▶ [GIVEN EXERCISE] Can you turn the rows below into a numbered list, dropping any blank lines?

>> BEGIN MATERIAL PROVIDED

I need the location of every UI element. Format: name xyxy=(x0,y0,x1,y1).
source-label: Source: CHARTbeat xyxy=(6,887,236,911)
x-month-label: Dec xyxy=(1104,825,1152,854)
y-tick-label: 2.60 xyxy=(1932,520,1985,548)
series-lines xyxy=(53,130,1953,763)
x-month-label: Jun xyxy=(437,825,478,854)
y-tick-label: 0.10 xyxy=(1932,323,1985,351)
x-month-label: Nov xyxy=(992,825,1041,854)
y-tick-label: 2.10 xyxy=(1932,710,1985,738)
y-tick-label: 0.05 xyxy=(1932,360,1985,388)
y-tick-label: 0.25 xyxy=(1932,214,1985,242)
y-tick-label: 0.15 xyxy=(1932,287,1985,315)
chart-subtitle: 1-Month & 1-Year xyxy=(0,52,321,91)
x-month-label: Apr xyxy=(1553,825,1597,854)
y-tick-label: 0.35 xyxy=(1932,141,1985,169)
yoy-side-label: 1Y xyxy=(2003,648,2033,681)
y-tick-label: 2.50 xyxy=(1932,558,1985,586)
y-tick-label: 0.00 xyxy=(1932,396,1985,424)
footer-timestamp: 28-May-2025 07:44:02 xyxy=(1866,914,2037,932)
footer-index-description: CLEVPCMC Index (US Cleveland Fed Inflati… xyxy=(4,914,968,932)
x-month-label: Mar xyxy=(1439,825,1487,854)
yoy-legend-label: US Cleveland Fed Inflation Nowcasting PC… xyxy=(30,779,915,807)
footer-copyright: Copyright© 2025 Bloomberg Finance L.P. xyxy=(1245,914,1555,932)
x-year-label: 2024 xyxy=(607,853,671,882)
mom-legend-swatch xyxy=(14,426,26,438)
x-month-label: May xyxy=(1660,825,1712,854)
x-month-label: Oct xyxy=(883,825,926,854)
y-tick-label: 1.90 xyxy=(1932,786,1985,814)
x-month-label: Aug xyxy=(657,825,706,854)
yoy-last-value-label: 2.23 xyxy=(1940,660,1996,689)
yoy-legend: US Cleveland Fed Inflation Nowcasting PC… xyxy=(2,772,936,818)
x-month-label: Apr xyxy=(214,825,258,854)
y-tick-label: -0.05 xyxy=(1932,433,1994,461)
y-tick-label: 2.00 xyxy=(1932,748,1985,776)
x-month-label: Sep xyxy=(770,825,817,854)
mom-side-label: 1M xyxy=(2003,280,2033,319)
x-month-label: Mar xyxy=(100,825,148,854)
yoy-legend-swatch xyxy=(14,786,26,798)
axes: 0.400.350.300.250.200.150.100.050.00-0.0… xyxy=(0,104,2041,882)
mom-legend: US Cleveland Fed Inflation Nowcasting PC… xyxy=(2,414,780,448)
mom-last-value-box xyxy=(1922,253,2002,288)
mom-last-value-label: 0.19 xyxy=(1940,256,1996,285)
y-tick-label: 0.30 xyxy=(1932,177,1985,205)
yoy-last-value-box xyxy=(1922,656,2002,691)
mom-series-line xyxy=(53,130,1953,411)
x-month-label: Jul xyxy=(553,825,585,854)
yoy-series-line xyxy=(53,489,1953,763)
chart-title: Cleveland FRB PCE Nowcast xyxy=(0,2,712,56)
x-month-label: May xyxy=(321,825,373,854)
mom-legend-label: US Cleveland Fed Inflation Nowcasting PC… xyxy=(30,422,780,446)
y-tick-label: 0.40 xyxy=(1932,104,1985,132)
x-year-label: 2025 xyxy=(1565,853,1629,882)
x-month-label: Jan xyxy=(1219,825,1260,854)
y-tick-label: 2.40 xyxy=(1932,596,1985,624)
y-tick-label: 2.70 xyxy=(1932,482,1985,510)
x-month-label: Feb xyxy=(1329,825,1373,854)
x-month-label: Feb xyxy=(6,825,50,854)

>> END MATERIAL PROVIDED

▶ [TASK OUTPUT]
1. I need the location of every UI element. Format: name xyxy=(x0,y0,x1,y1).
2. source-label: Source: CHARTbeat xyxy=(6,887,236,911)
3. x-month-label: Dec xyxy=(1104,825,1152,854)
4. y-tick-label: 2.60 xyxy=(1932,520,1985,548)
5. series-lines xyxy=(53,130,1953,763)
6. x-month-label: Jun xyxy=(437,825,478,854)
7. y-tick-label: 0.10 xyxy=(1932,323,1985,351)
8. x-month-label: Nov xyxy=(992,825,1041,854)
9. y-tick-label: 2.10 xyxy=(1932,710,1985,738)
10. y-tick-label: 0.05 xyxy=(1932,360,1985,388)
11. y-tick-label: 0.25 xyxy=(1932,214,1985,242)
12. y-tick-label: 0.15 xyxy=(1932,287,1985,315)
13. chart-subtitle: 1-Month & 1-Year xyxy=(0,52,321,91)
14. x-month-label: Apr xyxy=(1553,825,1597,854)
15. y-tick-label: 0.35 xyxy=(1932,141,1985,169)
16. yoy-side-label: 1Y xyxy=(2003,648,2033,681)
17. y-tick-label: 2.50 xyxy=(1932,558,1985,586)
18. y-tick-label: 0.00 xyxy=(1932,396,1985,424)
19. footer-timestamp: 28-May-2025 07:44:02 xyxy=(1866,914,2037,932)
20. footer-index-description: CLEVPCMC Index (US Cleveland Fed Inflati… xyxy=(4,914,968,932)
21. x-month-label: Mar xyxy=(1439,825,1487,854)
22. yoy-legend-label: US Cleveland Fed Inflation Nowcasting PC… xyxy=(30,779,915,807)
23. footer-copyright: Copyright© 2025 Bloomberg Finance L.P. xyxy=(1245,914,1555,932)
24. x-year-label: 2024 xyxy=(607,853,671,882)
25. mom-legend-swatch xyxy=(14,426,26,438)
26. x-month-label: May xyxy=(1660,825,1712,854)
27. x-month-label: Oct xyxy=(883,825,926,854)
28. y-tick-label: 1.90 xyxy=(1932,786,1985,814)
29. x-month-label: Aug xyxy=(657,825,706,854)
30. yoy-last-value-label: 2.23 xyxy=(1940,660,1996,689)
31. yoy-legend: US Cleveland Fed Inflation Nowcasting PC… xyxy=(2,772,936,818)
32. x-month-label: Apr xyxy=(214,825,258,854)
33. y-tick-label: -0.05 xyxy=(1932,433,1994,461)
34. y-tick-label: 2.00 xyxy=(1932,748,1985,776)
35. x-month-label: Sep xyxy=(770,825,817,854)
36. mom-side-label: 1M xyxy=(2003,280,2033,319)
37. x-month-label: Mar xyxy=(100,825,148,854)
38. yoy-legend-swatch xyxy=(14,786,26,798)
39. axes: 0.400.350.300.250.200.150.100.050.00-0.0… xyxy=(0,104,2041,882)
40. mom-legend: US Cleveland Fed Inflation Nowcasting PC… xyxy=(2,414,780,448)
41. mom-last-value-box xyxy=(1922,253,2002,288)
42. mom-last-value-label: 0.19 xyxy=(1940,256,1996,285)
43. y-tick-label: 0.30 xyxy=(1932,177,1985,205)
44. yoy-last-value-box xyxy=(1922,656,2002,691)
45. mom-series-line xyxy=(53,130,1953,411)
46. x-month-label: Jul xyxy=(553,825,585,854)
47. yoy-series-line xyxy=(53,489,1953,763)
48. chart-title: Cleveland FRB PCE Nowcast xyxy=(0,2,712,56)
49. x-month-label: May xyxy=(321,825,373,854)
50. mom-legend-label: US Cleveland Fed Inflation Nowcasting PC… xyxy=(30,422,780,446)
51. y-tick-label: 0.40 xyxy=(1932,104,1985,132)
52. x-year-label: 2025 xyxy=(1565,853,1629,882)
53. x-month-label: Jan xyxy=(1219,825,1260,854)
54. y-tick-label: 2.40 xyxy=(1932,596,1985,624)
55. y-tick-label: 2.70 xyxy=(1932,482,1985,510)
56. x-month-label: Feb xyxy=(1329,825,1373,854)
57. x-month-label: Feb xyxy=(6,825,50,854)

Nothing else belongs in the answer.